Start of SOURCE TEXT

Verify the configurations

You can test TeraGen and TeraSort to check whether the configurations take effect.

  • Test TeraGen:
    [hdfs@hdp-master ~]$ hadoop jar /usr/hdp/current/hadoop-mapreduce-client/hadoop-mapreduce-examples.jar teragen -Dmapred.map.tasks=100 10995116 oss://{bucket-name}/1G-input
    18/10/28 21:32:38 INFO client.RMProxy: Connecting to ResourceManager at cdh-master/192.168.0.161:8050
    18/10/28 21:32:38 INFO client.AHSProxy: Connecting to Application History server at cdh-master/192.168.0.161:10200
    18/10/28 21:32:38 INFO aliyun.oss: [Server]Unable to execute HTTP request: Not Found
    [ErrorCode]: NoSuchKey
    [RequestId]: 5BD5BA7641FCE369BC1D052C
    [HostId]: null
    18/10/28 21:32:38 INFO aliyun.oss: [Server]Unable to execute HTTP request: Not Found
    [ErrorCode]: NoSuchKey
    [RequestId]: 5BD5BA7641FCE369BC1D052F
    [HostId]: null
    18/10/28 21:32:39 INFO terasort.TeraSort: Generating 10995116 using 100
    18/10/28 21:32:39 INFO mapreduce.JobSubmitter: number of splits:100
    18/10/28 21:32:39 INFO mapreduce.JobSubmitter: Submitting tokens for job: job_1540728986531_0005
    18/10/28 21:32:39 INFO impl.YarnClientImpl: Submitted application application_1540728986531_0005
    18/10/28 21:32:39 INFO mapreduce.Job: The url to track the job: http://cdh-master:8088/proxy/application_1540728986531_0005/
    18/10/28 21:32:39 INFO mapreduce.Job: Running job: job_1540728986531_0005
    18/10/28 21:32:49 INFO mapreduce.Job: Job job_1540728986531_0005 running in uber mode : false
    18/10/28 21:32:49 INFO mapreduce.Job:  map 0% reduce 0%
    18/10/28 21:32:55 INFO mapreduce.Job:  map 1% reduce 0%
    18/10/28 21:32:57 INFO mapreduce.Job:  map 2% reduce 0%
    18/10/28 21:32:58 INFO mapreduce.Job:  map 4% reduce 0%
    ...

End of SOURCE TEXT
Start of DATA FOR REVIEW

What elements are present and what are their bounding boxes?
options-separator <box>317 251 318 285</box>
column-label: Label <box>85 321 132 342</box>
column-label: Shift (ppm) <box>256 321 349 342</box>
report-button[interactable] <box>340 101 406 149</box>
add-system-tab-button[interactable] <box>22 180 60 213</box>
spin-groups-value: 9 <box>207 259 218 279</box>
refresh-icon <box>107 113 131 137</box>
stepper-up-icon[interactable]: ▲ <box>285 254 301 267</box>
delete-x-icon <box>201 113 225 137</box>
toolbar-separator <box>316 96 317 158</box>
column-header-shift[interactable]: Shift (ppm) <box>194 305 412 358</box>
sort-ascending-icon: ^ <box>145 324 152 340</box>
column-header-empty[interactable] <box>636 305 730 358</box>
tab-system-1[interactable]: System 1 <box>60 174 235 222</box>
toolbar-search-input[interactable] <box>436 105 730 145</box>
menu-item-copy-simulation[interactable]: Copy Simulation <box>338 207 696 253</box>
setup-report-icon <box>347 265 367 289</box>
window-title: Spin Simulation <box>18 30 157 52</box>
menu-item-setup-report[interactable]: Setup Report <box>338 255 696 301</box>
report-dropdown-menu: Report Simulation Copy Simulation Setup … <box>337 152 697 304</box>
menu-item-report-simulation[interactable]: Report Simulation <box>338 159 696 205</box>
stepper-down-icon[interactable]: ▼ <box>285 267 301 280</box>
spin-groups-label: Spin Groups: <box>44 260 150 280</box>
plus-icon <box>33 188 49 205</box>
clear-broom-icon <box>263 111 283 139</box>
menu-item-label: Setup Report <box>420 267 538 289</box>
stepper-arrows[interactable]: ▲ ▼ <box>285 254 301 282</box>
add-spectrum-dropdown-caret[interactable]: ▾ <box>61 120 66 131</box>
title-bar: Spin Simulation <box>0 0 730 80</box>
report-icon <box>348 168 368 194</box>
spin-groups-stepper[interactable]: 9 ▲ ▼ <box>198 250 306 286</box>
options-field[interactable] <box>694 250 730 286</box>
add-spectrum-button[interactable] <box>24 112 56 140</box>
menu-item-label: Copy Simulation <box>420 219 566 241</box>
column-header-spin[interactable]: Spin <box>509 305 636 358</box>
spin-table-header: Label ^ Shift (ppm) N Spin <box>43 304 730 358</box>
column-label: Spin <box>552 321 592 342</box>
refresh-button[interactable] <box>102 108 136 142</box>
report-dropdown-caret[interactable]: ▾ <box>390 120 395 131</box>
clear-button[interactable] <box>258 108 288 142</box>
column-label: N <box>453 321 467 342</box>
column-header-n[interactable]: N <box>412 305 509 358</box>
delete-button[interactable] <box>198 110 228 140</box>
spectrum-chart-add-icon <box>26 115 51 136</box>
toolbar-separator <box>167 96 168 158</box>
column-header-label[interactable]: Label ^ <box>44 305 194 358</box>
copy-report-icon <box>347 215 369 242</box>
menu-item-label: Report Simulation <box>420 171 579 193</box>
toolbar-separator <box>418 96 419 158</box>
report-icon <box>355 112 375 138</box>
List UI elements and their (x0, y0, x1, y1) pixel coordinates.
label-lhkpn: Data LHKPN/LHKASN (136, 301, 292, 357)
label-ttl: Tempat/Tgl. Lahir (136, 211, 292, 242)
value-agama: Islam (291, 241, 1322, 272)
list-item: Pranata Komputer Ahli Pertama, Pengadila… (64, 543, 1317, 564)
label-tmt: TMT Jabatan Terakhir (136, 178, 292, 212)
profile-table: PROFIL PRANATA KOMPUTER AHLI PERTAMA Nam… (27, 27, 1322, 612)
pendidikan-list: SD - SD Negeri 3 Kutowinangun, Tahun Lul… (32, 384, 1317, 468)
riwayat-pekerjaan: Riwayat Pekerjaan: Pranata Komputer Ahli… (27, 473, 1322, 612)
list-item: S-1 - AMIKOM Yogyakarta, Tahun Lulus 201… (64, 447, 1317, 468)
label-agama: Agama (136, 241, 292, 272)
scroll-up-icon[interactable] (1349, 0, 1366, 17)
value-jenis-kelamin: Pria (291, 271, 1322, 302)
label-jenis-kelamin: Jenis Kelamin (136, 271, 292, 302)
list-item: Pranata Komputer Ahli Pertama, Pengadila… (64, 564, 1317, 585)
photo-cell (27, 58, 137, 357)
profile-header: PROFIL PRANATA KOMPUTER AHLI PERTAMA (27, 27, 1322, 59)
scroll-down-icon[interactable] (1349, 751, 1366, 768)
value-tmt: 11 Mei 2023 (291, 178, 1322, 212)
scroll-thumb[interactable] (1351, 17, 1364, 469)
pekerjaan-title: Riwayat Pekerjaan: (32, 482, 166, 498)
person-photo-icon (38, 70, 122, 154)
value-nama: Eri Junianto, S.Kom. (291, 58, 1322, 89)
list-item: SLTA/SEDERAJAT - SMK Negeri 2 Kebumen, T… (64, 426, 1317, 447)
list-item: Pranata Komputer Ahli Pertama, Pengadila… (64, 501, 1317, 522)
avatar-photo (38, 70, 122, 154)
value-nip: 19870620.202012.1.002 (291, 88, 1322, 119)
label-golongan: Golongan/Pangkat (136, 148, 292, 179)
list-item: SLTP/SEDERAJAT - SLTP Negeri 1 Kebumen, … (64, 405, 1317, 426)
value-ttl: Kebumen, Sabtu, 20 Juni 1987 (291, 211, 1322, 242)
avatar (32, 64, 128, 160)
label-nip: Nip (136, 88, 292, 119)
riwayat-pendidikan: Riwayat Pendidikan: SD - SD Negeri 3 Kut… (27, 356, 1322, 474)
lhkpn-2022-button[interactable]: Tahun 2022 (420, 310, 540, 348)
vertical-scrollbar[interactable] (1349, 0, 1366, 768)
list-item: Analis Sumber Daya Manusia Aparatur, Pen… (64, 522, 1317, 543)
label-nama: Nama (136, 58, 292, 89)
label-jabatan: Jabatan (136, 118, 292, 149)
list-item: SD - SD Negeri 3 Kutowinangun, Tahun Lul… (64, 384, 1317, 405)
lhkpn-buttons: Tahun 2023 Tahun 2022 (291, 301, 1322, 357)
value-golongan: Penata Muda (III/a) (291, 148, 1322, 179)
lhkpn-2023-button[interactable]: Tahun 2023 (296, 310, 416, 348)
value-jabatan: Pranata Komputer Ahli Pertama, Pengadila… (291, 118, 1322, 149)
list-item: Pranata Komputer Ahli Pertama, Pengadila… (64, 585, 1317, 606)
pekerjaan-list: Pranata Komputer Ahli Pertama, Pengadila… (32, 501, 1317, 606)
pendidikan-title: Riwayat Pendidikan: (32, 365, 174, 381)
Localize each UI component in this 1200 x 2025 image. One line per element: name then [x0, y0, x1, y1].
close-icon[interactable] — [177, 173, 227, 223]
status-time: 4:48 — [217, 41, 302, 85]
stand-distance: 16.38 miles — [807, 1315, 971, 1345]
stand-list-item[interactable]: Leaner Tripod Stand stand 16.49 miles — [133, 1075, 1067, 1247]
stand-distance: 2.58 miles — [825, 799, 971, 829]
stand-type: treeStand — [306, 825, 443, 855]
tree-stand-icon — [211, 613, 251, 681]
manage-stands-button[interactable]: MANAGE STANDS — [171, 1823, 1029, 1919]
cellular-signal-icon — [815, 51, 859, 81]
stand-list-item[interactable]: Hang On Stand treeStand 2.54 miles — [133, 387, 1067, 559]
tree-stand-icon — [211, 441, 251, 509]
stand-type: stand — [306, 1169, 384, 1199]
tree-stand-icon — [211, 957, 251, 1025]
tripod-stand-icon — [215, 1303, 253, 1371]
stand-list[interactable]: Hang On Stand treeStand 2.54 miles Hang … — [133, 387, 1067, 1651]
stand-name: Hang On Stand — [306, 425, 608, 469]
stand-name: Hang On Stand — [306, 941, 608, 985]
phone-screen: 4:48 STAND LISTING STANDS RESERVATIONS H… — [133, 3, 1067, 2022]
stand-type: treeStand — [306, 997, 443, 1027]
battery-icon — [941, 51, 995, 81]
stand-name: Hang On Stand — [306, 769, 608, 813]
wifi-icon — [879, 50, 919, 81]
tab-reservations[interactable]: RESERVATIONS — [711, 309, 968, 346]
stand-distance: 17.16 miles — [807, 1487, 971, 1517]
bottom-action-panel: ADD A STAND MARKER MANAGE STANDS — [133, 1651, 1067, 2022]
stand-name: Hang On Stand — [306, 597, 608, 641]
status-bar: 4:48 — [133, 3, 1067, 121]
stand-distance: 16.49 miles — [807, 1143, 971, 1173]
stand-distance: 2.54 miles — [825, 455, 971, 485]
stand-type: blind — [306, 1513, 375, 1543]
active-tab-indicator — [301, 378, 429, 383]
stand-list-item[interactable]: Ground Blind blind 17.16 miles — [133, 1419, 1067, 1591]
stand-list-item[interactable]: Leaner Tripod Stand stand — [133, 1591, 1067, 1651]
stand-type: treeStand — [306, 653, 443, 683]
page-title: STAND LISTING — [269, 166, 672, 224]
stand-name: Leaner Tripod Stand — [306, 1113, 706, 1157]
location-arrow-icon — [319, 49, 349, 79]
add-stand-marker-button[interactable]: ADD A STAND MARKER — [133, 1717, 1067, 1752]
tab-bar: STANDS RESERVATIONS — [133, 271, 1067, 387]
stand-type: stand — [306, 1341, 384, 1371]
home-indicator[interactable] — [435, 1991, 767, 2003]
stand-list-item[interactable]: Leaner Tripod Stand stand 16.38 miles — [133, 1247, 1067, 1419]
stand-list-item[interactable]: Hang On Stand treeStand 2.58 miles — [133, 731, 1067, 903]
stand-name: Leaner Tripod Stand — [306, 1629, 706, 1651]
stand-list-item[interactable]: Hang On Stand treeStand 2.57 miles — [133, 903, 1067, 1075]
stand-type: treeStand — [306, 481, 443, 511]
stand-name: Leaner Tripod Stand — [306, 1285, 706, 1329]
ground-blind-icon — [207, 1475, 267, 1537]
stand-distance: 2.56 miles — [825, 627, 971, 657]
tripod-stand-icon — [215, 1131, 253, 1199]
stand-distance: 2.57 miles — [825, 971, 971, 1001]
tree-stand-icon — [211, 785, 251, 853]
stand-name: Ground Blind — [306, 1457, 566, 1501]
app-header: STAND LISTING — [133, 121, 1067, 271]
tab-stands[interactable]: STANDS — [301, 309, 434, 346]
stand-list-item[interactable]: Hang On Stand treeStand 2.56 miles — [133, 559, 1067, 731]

End of DATA FOR REVIEW

» **ACTION ITEM A**: In the TeraGen verification text, what number of splits does the job submitter report?
» **ACTION ITEM B**: Carry the TeraGen verification text forward from its last line.
The lines have nothing to do with this.

» **FINAL ANSWER A**: 100

» **FINAL ANSWER B**:
    18/10/28 21:34:40 INFO mapreduce.Job:  map 99% reduce 0%
    18/10/28 21:34:42 INFO mapreduce.Job:  map 100% reduce 0%
    18/10/28 21:35:15 INFO mapreduce.Job: Job job_1540728986531_0005 completed successfully
    18/10/28 21:35:15 INFO mapreduce.Job: Counters: 36
    ...
  • Test TeraSort:
    [hdfs@hdp-master ~]$ hadoop jar /usr/hdp/current/hadoop-mapreduce-client/hadoop-mapreduce-examples.jar terasort -Dmapred.map.tasks=100 oss://{bucket-name}/1G-input oss://{bucket-name}/1G-output
    18/10/28 21:39:00 INFO terasort.TeraSort: starting
    ...
    18/10/28 21:39:02 INFO mapreduce.JobSubmitter: number of splits:100
    18/10/28 21:39:02 INFO mapreduce.JobSubmitter: Submitting tokens for job: job_1540728986531_0006
    18/10/28 21:39:02 INFO impl.YarnClientImpl: Submitted application application_1540728986531_0006
    18/10/28 21:39:02 INFO mapreduce.Job: The url to track the job: http://cdh-master:8088/proxy/application_1540728986531_0006/
    18/10/28 21:39:02 INFO mapreduce.Job: Running job: job_1540728986531_0006
    18/10/28 21:39:09 INFO mapreduce.Job: Job job_1540728986531_0006 running in uber mode : false
    18/10/28 21:39:09 INFO mapreduce.Job:  map 0% reduce 0%
    18/10/28 21:39:17 INFO mapreduce.Job:  map 1% reduce 0%
    18/10/28 21:39:19 INFO mapreduce.Job:  map 2% reduce 0%
    18/10/28 21:39:20 INFO mapreduce.Job:  map 3% reduce 0%
    ...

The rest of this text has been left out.